● TASK: Write out the material exactly. Do not include the pictures.

● MATERIAL FOR THE TASK:

▼

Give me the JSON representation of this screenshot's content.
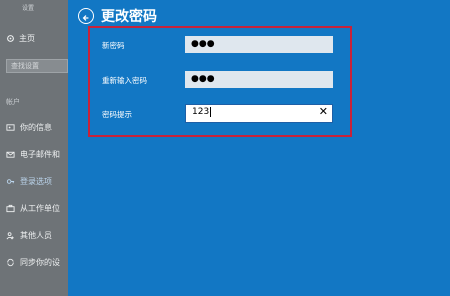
{
  "sidebar": {
    "app_title": "设置",
    "home_label": "主页",
    "search_placeholder": "查找设置",
    "section_label": "帐户",
    "items": [
      {
        "label": "你的信息"
      },
      {
        "label": "电子邮件和"
      },
      {
        "label": "登录选项"
      },
      {
        "label": "从工作单位"
      },
      {
        "label": "其他人员"
      },
      {
        "label": "同步你的设"
      }
    ]
  },
  "main": {
    "title": "更改密码",
    "fields": [
      {
        "label": "新密码",
        "value": "●●●"
      },
      {
        "label": "重新输入密码",
        "value": "●●●"
      },
      {
        "label": "密码提示",
        "value": "123"
      }
    ]
  },
  "colors": {
    "accent": "#1277c4",
    "highlight_frame": "#c8223a"
  }
}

▲

● RESULT BELOW:
Give me the JSON representation of this screenshot's content.
{
  "sidebar": {
    "app_title": "设置",
    "home_label": "主页",
    "search_placeholder": "查找设置",
    "section_label": "帐户",
    "items": [
      {
        "label": "你的信息"
      },
      {
        "label": "电子邮件和"
      },
      {
        "label": "登录选项"
      },
      {
        "label": "从工作单位"
      },
      {
        "label": "其他人员"
      },
      {
        "label": "同步你的设"
      }
    ]
  },
  "main": {
    "title": "更改密码",
    "fields": [
      {
        "label": "新密码",
        "value": "●●●"
      },
      {
        "label": "重新输入密码",
        "value": "●●●"
      },
      {
        "label": "密码提示",
        "value": "123"
      }
    ]
  },
  "colors": {
    "accent": "#1277c4",
    "highlight_frame": "#c8223a"
  }
}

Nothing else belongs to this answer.